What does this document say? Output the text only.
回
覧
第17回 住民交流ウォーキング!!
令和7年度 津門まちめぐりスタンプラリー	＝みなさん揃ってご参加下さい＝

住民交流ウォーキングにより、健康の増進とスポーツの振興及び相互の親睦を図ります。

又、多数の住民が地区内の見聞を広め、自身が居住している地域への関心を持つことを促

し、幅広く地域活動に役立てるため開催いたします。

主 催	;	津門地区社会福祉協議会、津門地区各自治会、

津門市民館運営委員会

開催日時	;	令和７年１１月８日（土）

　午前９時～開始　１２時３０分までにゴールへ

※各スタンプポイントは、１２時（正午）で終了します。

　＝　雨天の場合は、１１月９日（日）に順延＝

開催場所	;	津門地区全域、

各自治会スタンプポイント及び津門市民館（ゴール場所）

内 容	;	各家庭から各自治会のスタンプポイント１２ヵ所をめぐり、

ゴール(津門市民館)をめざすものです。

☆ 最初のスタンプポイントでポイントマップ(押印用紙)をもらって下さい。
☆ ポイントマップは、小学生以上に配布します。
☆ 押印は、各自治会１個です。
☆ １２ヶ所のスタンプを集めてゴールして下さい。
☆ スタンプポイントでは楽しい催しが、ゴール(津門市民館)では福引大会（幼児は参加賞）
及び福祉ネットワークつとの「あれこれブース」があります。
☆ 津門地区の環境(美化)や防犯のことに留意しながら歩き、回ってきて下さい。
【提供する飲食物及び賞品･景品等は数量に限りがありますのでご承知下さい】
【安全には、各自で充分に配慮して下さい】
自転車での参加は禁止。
****************************************
-- TASK INSTRUCTIONS --
Extract all of the data shown above without alteration.

-- ANSWER TO THE EXERCISE --
What does this document say? Output the text only.
回
覧
第17回 住民交流ウォーキング!!
令和7年度 津門まちめぐりスタンプラリー	＝みなさん揃ってご参加下さい＝

住民交流ウォーキングにより、健康の増進とスポーツの振興及び相互の親睦を図ります。

又、多数の住民が地区内の見聞を広め、自身が居住している地域への関心を持つことを促

し、幅広く地域活動に役立てるため開催いたします。

主 催	;	津門地区社会福祉協議会、津門地区各自治会、

津門市民館運営委員会

開催日時	;	令和７年１１月８日（土）

　午前９時～開始　１２時３０分までにゴールへ

※各スタンプポイントは、１２時（正午）で終了します。

　＝　雨天の場合は、１１月９日（日）に順延＝

開催場所	;	津門地区全域、

各自治会スタンプポイント及び津門市民館（ゴール場所）

内 容	;	各家庭から各自治会のスタンプポイント１２ヵ所をめぐり、

ゴール(津門市民館)をめざすものです。

☆ 最初のスタンプポイントでポイントマップ(押印用紙)をもらって下さい。
☆ ポイントマップは、小学生以上に配布します。
☆ 押印は、各自治会１個です。
☆ １２ヶ所のスタンプを集めてゴールして下さい。
☆ スタンプポイントでは楽しい催しが、ゴール(津門市民館)では福引大会（幼児は参加賞）
及び福祉ネットワークつとの「あれこれブース」があります。
☆ 津門地区の環境(美化)や防犯のことに留意しながら歩き、回ってきて下さい。
【提供する飲食物及び賞品･景品等は数量に限りがありますのでご承知下さい】
【安全には、各自で充分に配慮して下さい】
自転車での参加は禁止。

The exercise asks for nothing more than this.